Yapılacak İş
"The New World" filmini konu alan köşe yazısını son cümlesinden sonra sürdürün.

──────── Belge Bölümü

Aman bu filmi kaçırırı!

Filmin adı The New World.. Türkçesi "Yeni Dünya.." Hayatını kültüre adamış değerli okurlarımın kafası karışmasın diye yazıyorum.. Bu, haziran ayında manav tezgâhlarına düşen "yenidünya.." veya "Malta eriği" tabir ettiğimiz bir meyve değil.. Amerika kıtasının adı..

Haberin Devamı

Bu andan itibaren söyleyeceklerim "ırkçılık veya ayınmcılık" olarak anlaşılmasın.. Bu bir tüketici talebidir.. Daha doğrusu ahi tutmuş bir sinema tüketicisinin tek dileğidir..

"Telgrafın tellerini arşınlamalı.. Kovboy filmi çeken Fransızları kurşunlamalı.."

Sinema biletine ömür boyu para veren.. Türkler video aletini keşfettikten sonra Beta, VHS kasetlerine avuç avuç para döken..

Son olarak da DVD teknolojisine gönüllü sponsorluk yapan bir sinema meraklısı olarak bundan önceki temennimi;

"Fransızların film yapması yasaklansın.." sloganı ile dile getirmiştim.. İşin içine şiddeti karıştırmam "The New World" filmini seyretikten sonra resmileşti..

***

Sizleri uyarıyorum.. Çünkü bir iki vakte kalmaz "The New World" filmi için çarşaf çarşaf yazılar çıkar.. Filmi dünyanın dokuzuncu harikası olarak ilân ederler..

────────────────
──────── Veri Bölümü

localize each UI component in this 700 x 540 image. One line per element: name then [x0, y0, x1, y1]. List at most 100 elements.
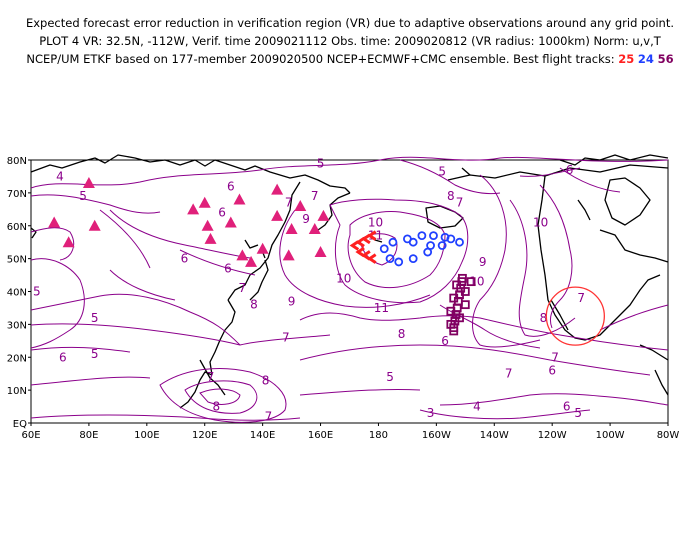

────────────────

Görev Çıktısı
(Not: Benim "Öztitanik" adlı teknem sekizinci harika olarak kayda geçtiğinden, dokuza atladık..)

Vatandaşın fikri yavaş yavaş bozulur..

Evde de kadın "Bütün ömrüm dört duvar arasında geçiyor.. Beni bir sinemaya mı götürdün?
Bir kebapçıya mı götürdün?" diye vırvır etmeye başlar..

Çoluğu çocuğu toplar "The New World" filmine götürürsünüz.. Dört kişinin bileti yaklaşık altmış lira.. Yedin içtin, gittin geldin.. Yüz kâğıdı bayılır çıkarsınız..

The New World
Türkiye Cumhuriyeti'nin hudutları içinde yaşıyan ve Türk tabiyetinde olan vatandaşlar arasında (sinema eleştirmeni olmayıp) bu Fransız işi western filmlerine meraklı tek kişi tanıyorum..

"İyi gazeteci kötü insan Aziz Bey.."

Kendisi "Frerler Mektebi" mezunu olduğundan kafası "Franko-fil" olmuş bir şahıstır, o yüzden dikiş tutmaz..

Nerede abuk sabuk birşey varsa onu sever..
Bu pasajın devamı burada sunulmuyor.